• WHAT YOU SHOULD DO: Images appear in the records below; leave them out and repeat everything else exactly.

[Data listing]
______________________________

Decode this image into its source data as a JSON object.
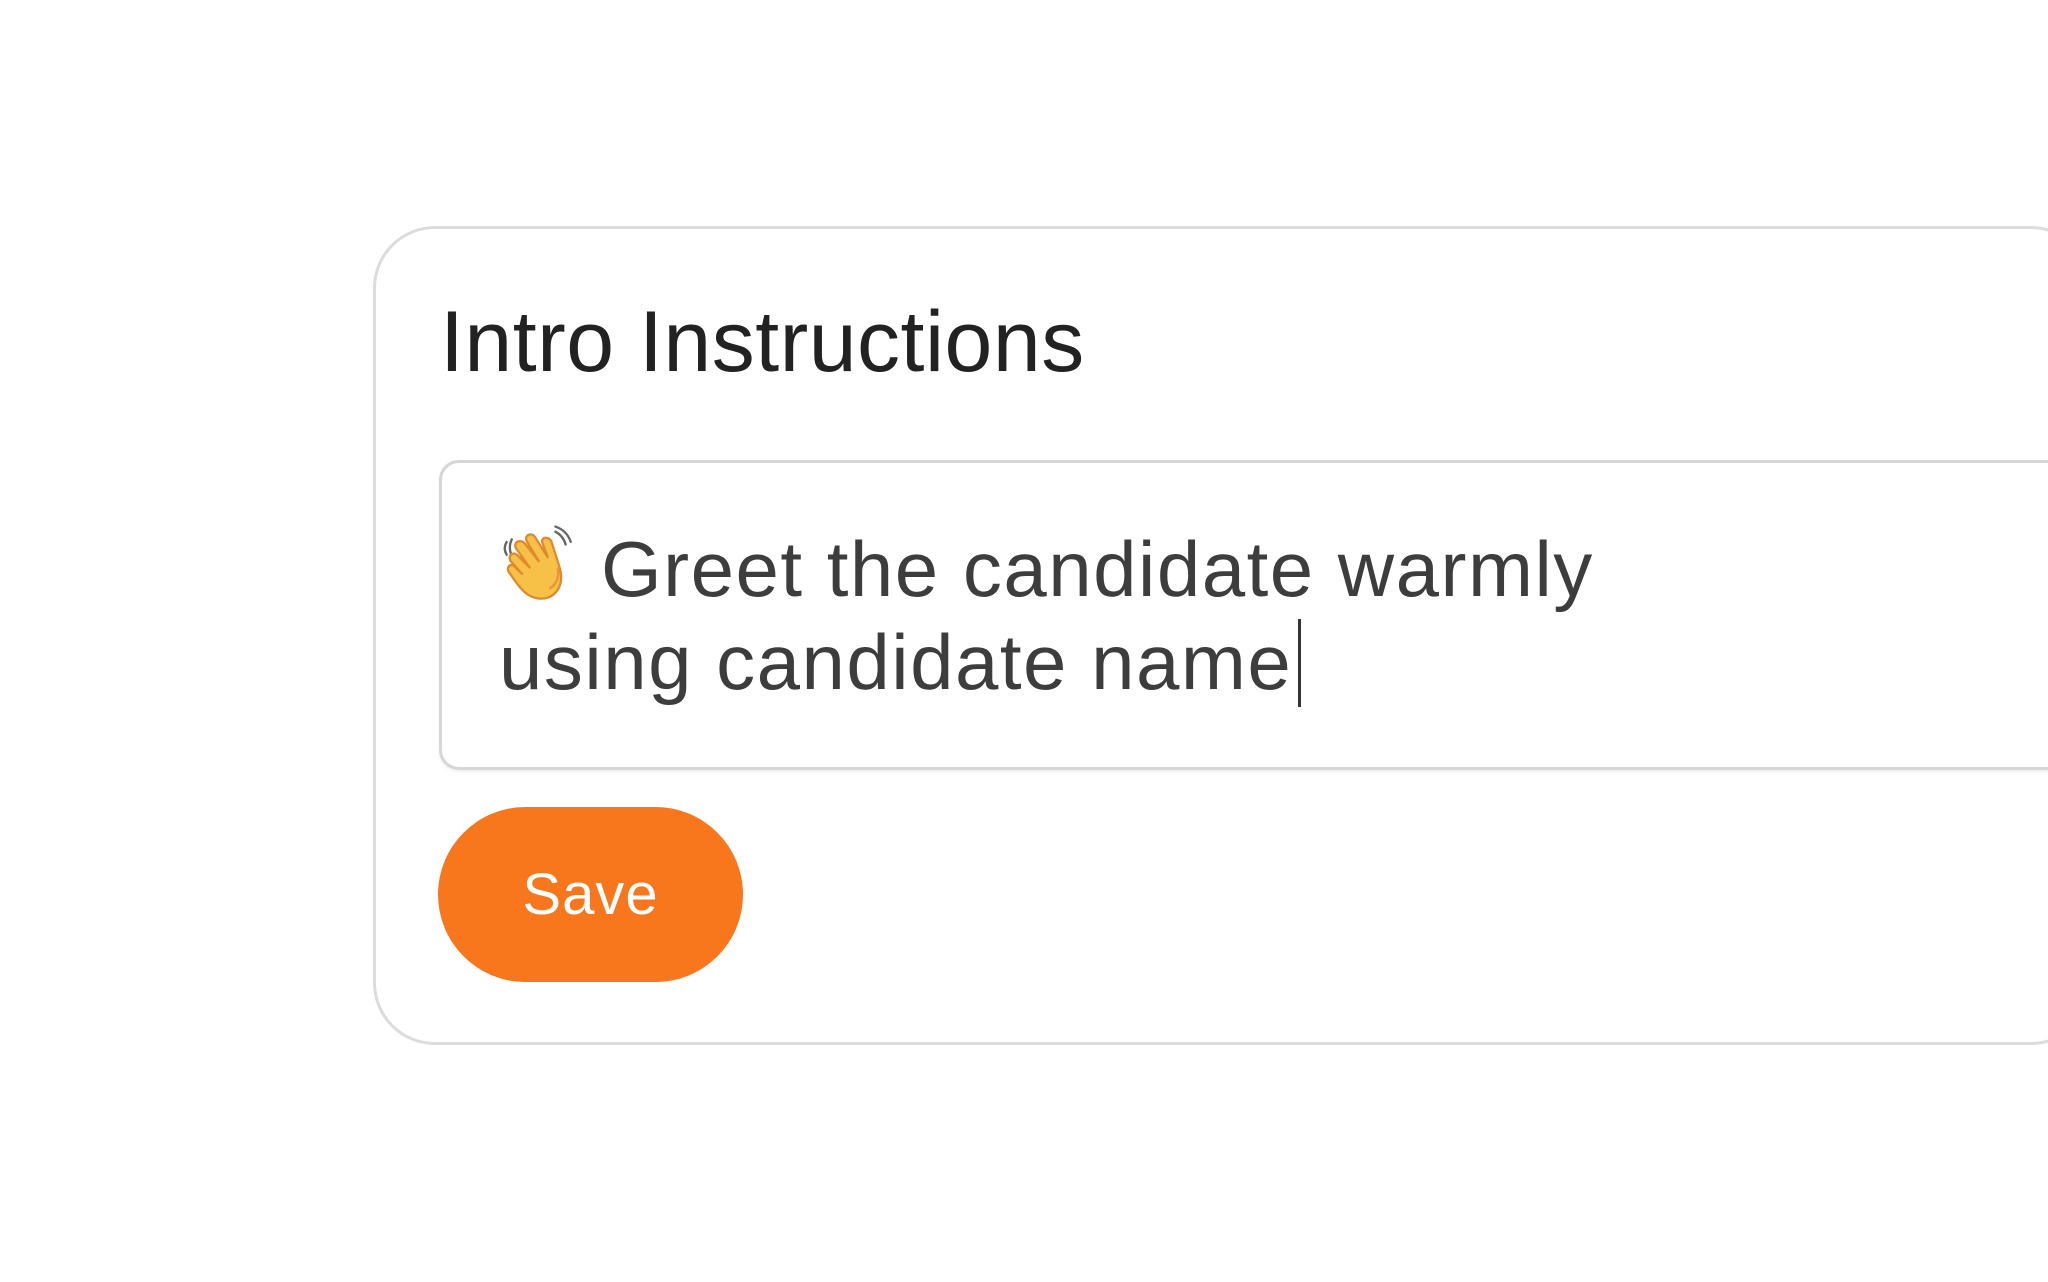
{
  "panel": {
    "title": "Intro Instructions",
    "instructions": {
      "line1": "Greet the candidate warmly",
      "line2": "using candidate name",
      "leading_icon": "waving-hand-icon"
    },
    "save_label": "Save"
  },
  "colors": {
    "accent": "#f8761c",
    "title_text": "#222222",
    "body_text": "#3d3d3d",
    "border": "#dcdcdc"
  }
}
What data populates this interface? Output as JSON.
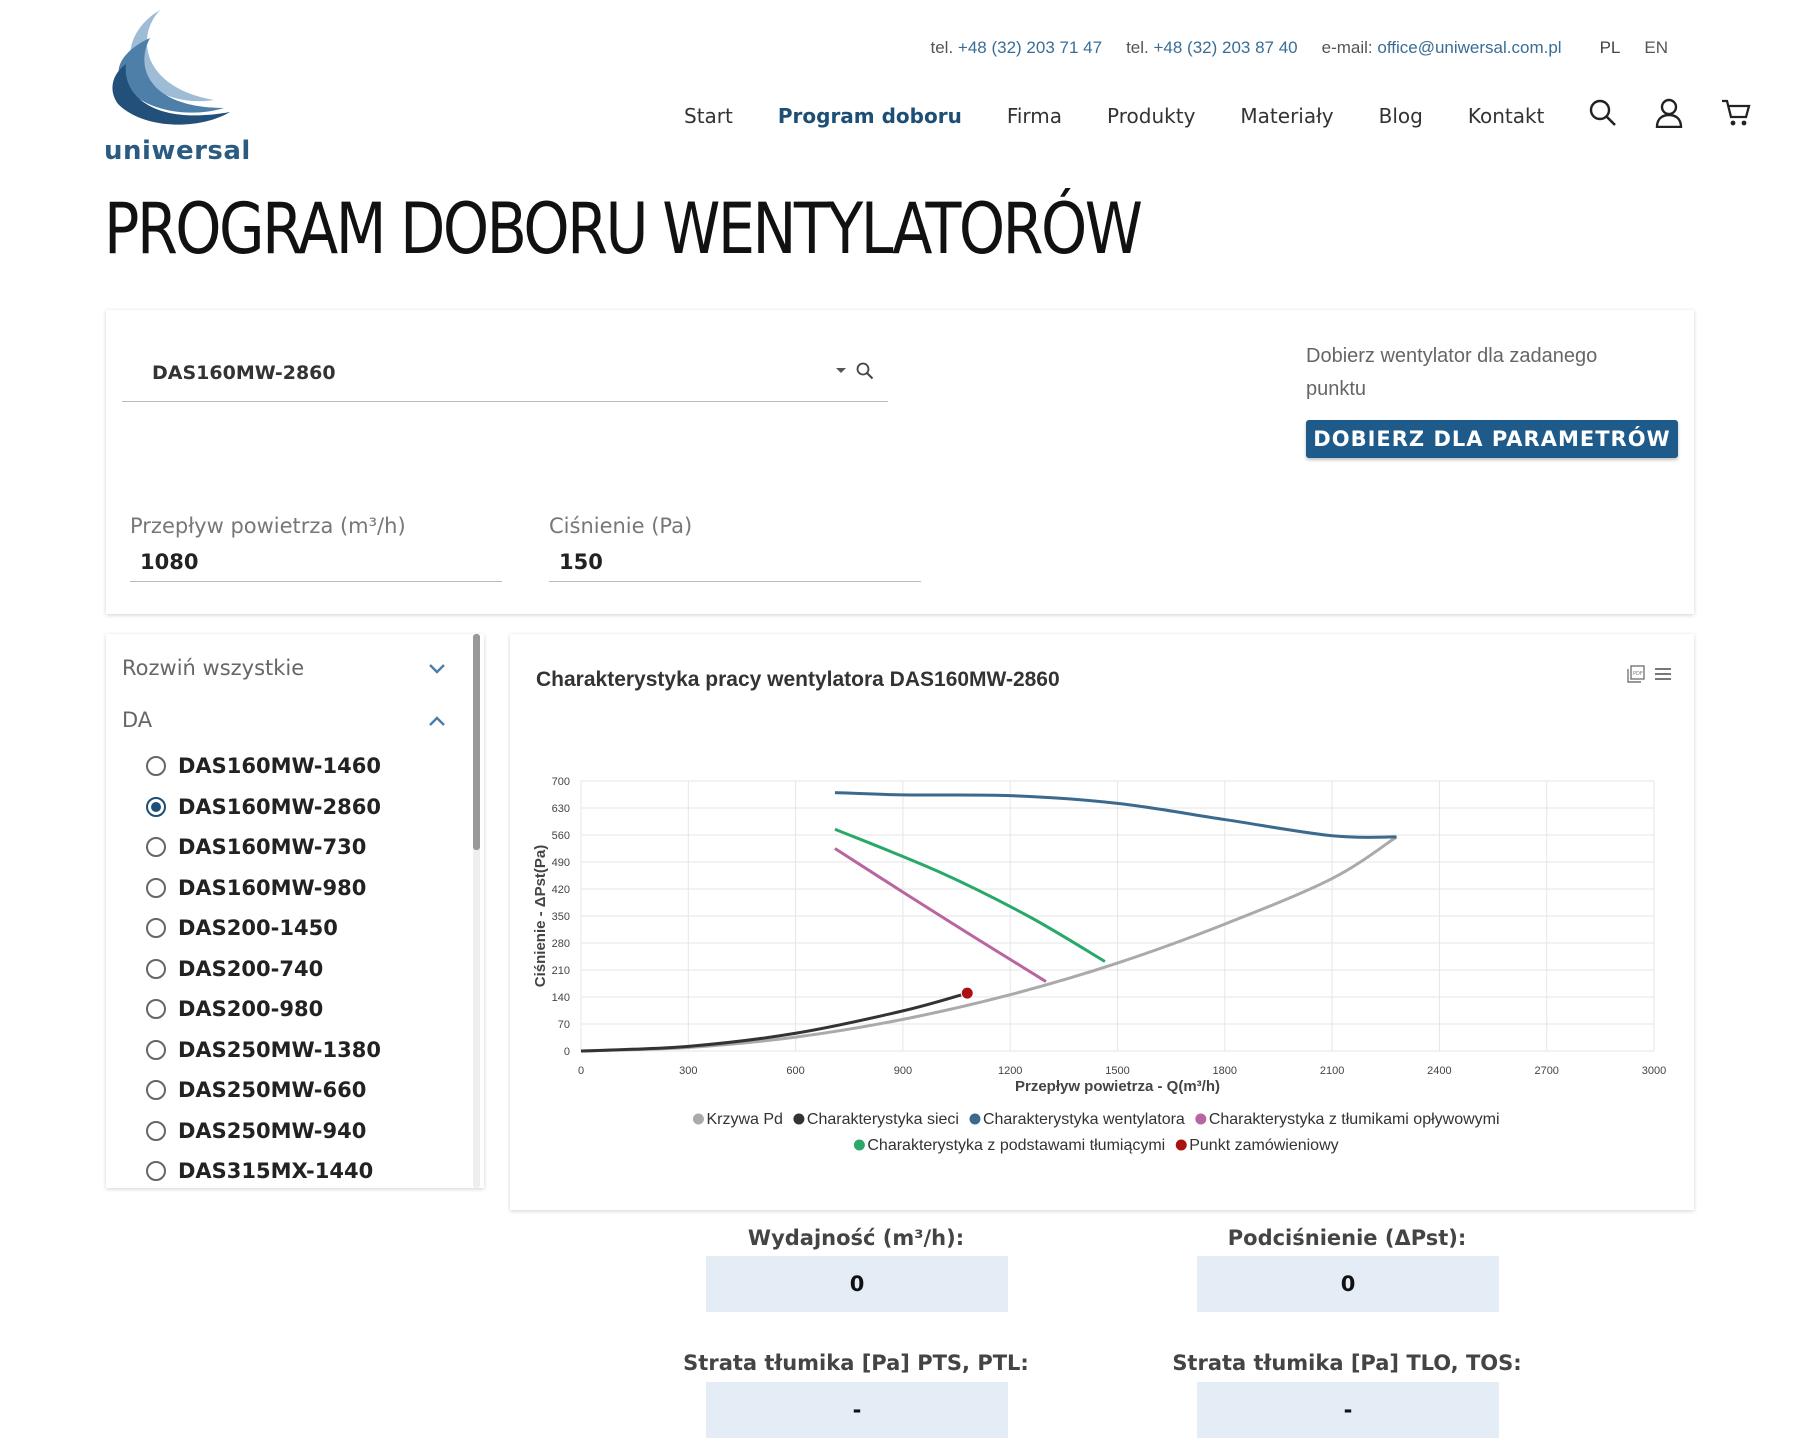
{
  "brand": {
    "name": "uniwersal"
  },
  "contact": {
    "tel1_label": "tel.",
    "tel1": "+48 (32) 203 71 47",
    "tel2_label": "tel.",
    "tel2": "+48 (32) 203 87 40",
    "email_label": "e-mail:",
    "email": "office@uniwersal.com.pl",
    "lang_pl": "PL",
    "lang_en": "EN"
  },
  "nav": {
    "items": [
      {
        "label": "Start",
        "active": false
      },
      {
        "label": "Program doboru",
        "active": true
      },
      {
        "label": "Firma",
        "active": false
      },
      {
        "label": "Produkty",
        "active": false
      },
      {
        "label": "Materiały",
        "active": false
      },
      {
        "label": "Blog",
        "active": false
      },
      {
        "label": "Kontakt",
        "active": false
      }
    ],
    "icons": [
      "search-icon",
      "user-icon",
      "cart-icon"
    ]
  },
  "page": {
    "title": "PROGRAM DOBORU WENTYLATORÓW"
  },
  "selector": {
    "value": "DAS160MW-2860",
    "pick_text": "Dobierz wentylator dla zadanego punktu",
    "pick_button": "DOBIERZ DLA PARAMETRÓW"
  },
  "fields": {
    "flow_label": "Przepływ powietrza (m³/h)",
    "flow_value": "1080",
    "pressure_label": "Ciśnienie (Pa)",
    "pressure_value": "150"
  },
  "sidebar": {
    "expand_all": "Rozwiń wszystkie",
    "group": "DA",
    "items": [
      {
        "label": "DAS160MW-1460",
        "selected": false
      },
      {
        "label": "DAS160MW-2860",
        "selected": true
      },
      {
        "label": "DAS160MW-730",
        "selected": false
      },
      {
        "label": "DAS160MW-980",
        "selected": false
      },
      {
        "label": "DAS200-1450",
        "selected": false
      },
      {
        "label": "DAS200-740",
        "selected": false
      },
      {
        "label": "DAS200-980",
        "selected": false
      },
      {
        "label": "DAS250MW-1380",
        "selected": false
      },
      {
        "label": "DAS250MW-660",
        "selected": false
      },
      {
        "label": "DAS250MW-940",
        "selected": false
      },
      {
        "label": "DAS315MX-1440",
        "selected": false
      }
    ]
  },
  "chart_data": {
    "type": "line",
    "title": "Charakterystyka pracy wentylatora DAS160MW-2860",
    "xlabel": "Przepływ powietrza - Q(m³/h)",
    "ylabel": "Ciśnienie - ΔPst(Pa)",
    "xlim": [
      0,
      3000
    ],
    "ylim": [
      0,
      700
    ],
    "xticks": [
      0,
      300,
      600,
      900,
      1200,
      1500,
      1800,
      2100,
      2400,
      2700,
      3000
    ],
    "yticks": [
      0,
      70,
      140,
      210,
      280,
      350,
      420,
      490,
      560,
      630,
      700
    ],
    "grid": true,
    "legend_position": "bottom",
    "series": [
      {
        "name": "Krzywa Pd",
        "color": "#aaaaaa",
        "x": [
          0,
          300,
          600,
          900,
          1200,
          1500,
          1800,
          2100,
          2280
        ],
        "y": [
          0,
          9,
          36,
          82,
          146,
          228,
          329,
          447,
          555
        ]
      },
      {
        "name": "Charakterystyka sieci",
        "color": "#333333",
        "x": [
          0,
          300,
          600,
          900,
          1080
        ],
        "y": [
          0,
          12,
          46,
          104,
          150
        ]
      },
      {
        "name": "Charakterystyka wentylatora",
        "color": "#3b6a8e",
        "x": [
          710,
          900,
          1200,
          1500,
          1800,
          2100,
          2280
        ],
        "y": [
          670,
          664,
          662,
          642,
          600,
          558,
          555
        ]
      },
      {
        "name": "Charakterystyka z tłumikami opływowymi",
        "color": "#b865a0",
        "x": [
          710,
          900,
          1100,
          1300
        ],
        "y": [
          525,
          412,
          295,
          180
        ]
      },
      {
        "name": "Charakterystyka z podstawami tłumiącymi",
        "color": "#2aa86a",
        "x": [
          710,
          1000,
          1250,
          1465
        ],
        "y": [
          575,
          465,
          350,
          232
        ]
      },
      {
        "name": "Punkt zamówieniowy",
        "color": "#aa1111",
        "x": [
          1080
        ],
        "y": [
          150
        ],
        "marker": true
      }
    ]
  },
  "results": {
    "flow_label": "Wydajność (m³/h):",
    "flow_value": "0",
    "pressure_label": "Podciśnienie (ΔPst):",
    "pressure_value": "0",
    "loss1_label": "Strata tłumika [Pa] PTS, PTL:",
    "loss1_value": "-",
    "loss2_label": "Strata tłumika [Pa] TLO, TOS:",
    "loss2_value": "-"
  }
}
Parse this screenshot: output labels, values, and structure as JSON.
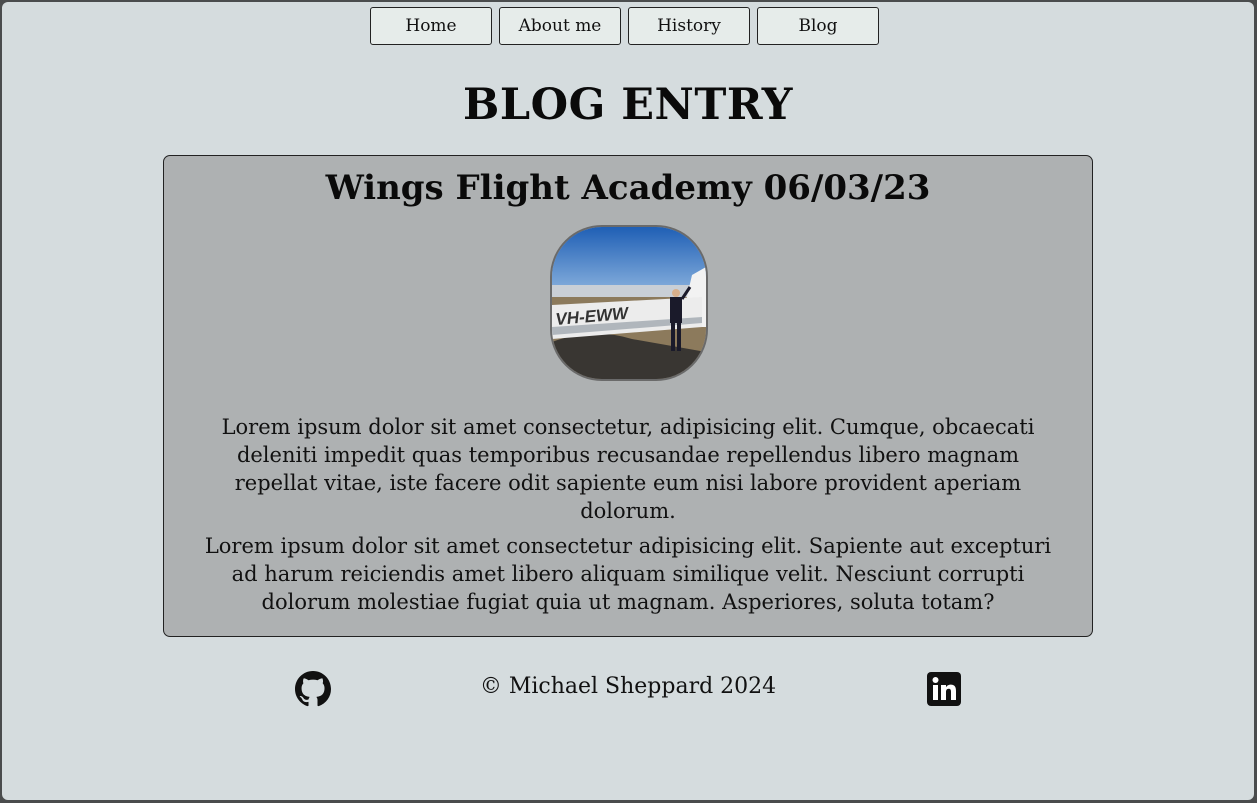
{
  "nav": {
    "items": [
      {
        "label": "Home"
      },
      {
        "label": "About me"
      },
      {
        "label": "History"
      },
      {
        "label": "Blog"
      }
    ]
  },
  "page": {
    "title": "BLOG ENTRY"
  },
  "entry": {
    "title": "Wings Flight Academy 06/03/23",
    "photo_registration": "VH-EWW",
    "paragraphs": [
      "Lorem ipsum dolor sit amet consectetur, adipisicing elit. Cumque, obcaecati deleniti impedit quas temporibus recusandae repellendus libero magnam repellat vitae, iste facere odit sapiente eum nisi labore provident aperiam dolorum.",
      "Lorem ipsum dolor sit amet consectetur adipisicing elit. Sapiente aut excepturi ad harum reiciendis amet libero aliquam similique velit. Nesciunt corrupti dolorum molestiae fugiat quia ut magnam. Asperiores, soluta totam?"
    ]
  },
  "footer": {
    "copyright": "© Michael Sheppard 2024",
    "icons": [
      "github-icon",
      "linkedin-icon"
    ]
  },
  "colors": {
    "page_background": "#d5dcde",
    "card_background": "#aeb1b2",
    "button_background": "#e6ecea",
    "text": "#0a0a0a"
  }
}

______________________________

• TASK ANSWER:
Decode this image into its source data as a JSON object.
{
  "panel": {
    "title": "Intro Instructions",
    "instructions": {
      "line1": "Greet the candidate warmly",
      "line2": "using candidate name",
      "leading_icon": "waving-hand-icon"
    },
    "save_label": "Save"
  },
  "colors": {
    "accent": "#f8761c",
    "title_text": "#222222",
    "body_text": "#3d3d3d",
    "border": "#dcdcdc"
  }
}
What data populates this interface? Output as JSON.
{
  "brand": {
    "name": "uniwersal"
  },
  "contact": {
    "tel1_label": "tel.",
    "tel1": "+48 (32) 203 71 47",
    "tel2_label": "tel.",
    "tel2": "+48 (32) 203 87 40",
    "email_label": "e-mail:",
    "email": "office@uniwersal.com.pl",
    "lang_pl": "PL",
    "lang_en": "EN"
  },
  "nav": {
    "items": [
      {
        "label": "Start",
        "active": false
      },
      {
        "label": "Program doboru",
        "active": true
      },
      {
        "label": "Firma",
        "active": false
      },
      {
        "label": "Produkty",
        "active": false
      },
      {
        "label": "Materiały",
        "active": false
      },
      {
        "label": "Blog",
        "active": false
      },
      {
        "label": "Kontakt",
        "active": false
      }
    ],
    "icons": [
      "search-icon",
      "user-icon",
      "cart-icon"
    ]
  },
  "page": {
    "title": "PROGRAM DOBORU WENTYLATORÓW"
  },
  "selector": {
    "value": "DAS160MW-2860",
    "pick_text": "Dobierz wentylator dla zadanego punktu",
    "pick_button": "DOBIERZ DLA PARAMETRÓW"
  },
  "fields": {
    "flow_label": "Przepływ powietrza (m³/h)",
    "flow_value": "1080",
    "pressure_label": "Ciśnienie (Pa)",
    "pressure_value": "150"
  },
  "sidebar": {
    "expand_all": "Rozwiń wszystkie",
    "group": "DA",
    "items": [
      {
        "label": "DAS160MW-1460",
        "selected": false
      },
      {
        "label": "DAS160MW-2860",
        "selected": true
      },
      {
        "label": "DAS160MW-730",
        "selected": false
      },
      {
        "label": "DAS160MW-980",
        "selected": false
      },
      {
        "label": "DAS200-1450",
        "selected": false
      },
      {
        "label": "DAS200-740",
        "selected": false
      },
      {
        "label": "DAS200-980",
        "selected": false
      },
      {
        "label": "DAS250MW-1380",
        "selected": false
      },
      {
        "label": "DAS250MW-660",
        "selected": false
      },
      {
        "label": "DAS250MW-940",
        "selected": false
      },
      {
        "label": "DAS315MX-1440",
        "selected": false
      }
    ]
  },
  "chart_data": {
    "type": "line",
    "title": "Charakterystyka pracy wentylatora DAS160MW-2860",
    "xlabel": "Przepływ powietrza - Q(m³/h)",
    "ylabel": "Ciśnienie - ΔPst(Pa)",
    "xlim": [
      0,
      3000
    ],
    "ylim": [
      0,
      700
    ],
    "xticks": [
      0,
      300,
      600,
      900,
      1200,
      1500,
      1800,
      2100,
      2400,
      2700,
      3000
    ],
    "yticks": [
      0,
      70,
      140,
      210,
      280,
      350,
      420,
      490,
      560,
      630,
      700
    ],
    "grid": true,
    "legend_position": "bottom",
    "series": [
      {
        "name": "Krzywa Pd",
        "color": "#aaaaaa",
        "x": [
          0,
          300,
          600,
          900,
          1200,
          1500,
          1800,
          2100,
          2280
        ],
        "y": [
          0,
          9,
          36,
          82,
          146,
          228,
          329,
          447,
          555
        ]
      },
      {
        "name": "Charakterystyka sieci",
        "color": "#333333",
        "x": [
          0,
          300,
          600,
          900,
          1080
        ],
        "y": [
          0,
          12,
          46,
          104,
          150
        ]
      },
      {
        "name": "Charakterystyka wentylatora",
        "color": "#3b6a8e",
        "x": [
          710,
          900,
          1200,
          1500,
          1800,
          2100,
          2280
        ],
        "y": [
          670,
          664,
          662,
          642,
          600,
          558,
          555
        ]
      },
      {
        "name": "Charakterystyka z tłumikami opływowymi",
        "color": "#b865a0",
        "x": [
          710,
          900,
          1100,
          1300
        ],
        "y": [
          525,
          412,
          295,
          180
        ]
      },
      {
        "name": "Charakterystyka z podstawami tłumiącymi",
        "color": "#2aa86a",
        "x": [
          710,
          1000,
          1250,
          1465
        ],
        "y": [
          575,
          465,
          350,
          232
        ]
      },
      {
        "name": "Punkt zamówieniowy",
        "color": "#aa1111",
        "x": [
          1080
        ],
        "y": [
          150
        ],
        "marker": true
      }
    ]
  },
  "results": {
    "flow_label": "Wydajność (m³/h):",
    "flow_value": "0",
    "pressure_label": "Podciśnienie (ΔPst):",
    "pressure_value": "0",
    "loss1_label": "Strata tłumika [Pa] PTS, PTL:",
    "loss1_value": "-",
    "loss2_label": "Strata tłumika [Pa] TLO, TOS:",
    "loss2_value": "-"
  }
}
Parse this screenshot: output labels, values, and structure as JSON.
{
  "nav": {
    "items": [
      {
        "label": "Home"
      },
      {
        "label": "About me"
      },
      {
        "label": "History"
      },
      {
        "label": "Blog"
      }
    ]
  },
  "page": {
    "title": "BLOG ENTRY"
  },
  "entry": {
    "title": "Wings Flight Academy 06/03/23",
    "photo_registration": "VH-EWW",
    "paragraphs": [
      "Lorem ipsum dolor sit amet consectetur, adipisicing elit. Cumque, obcaecati deleniti impedit quas temporibus recusandae repellendus libero magnam repellat vitae, iste facere odit sapiente eum nisi labore provident aperiam dolorum.",
      "Lorem ipsum dolor sit amet consectetur adipisicing elit. Sapiente aut excepturi ad harum reiciendis amet libero aliquam similique velit. Nesciunt corrupti dolorum molestiae fugiat quia ut magnam. Asperiores, soluta totam?"
    ]
  },
  "footer": {
    "copyright": "© Michael Sheppard 2024",
    "icons": [
      "github-icon",
      "linkedin-icon"
    ]
  },
  "colors": {
    "page_background": "#d5dcde",
    "card_background": "#aeb1b2",
    "button_background": "#e6ecea",
    "text": "#0a0a0a"
  }
}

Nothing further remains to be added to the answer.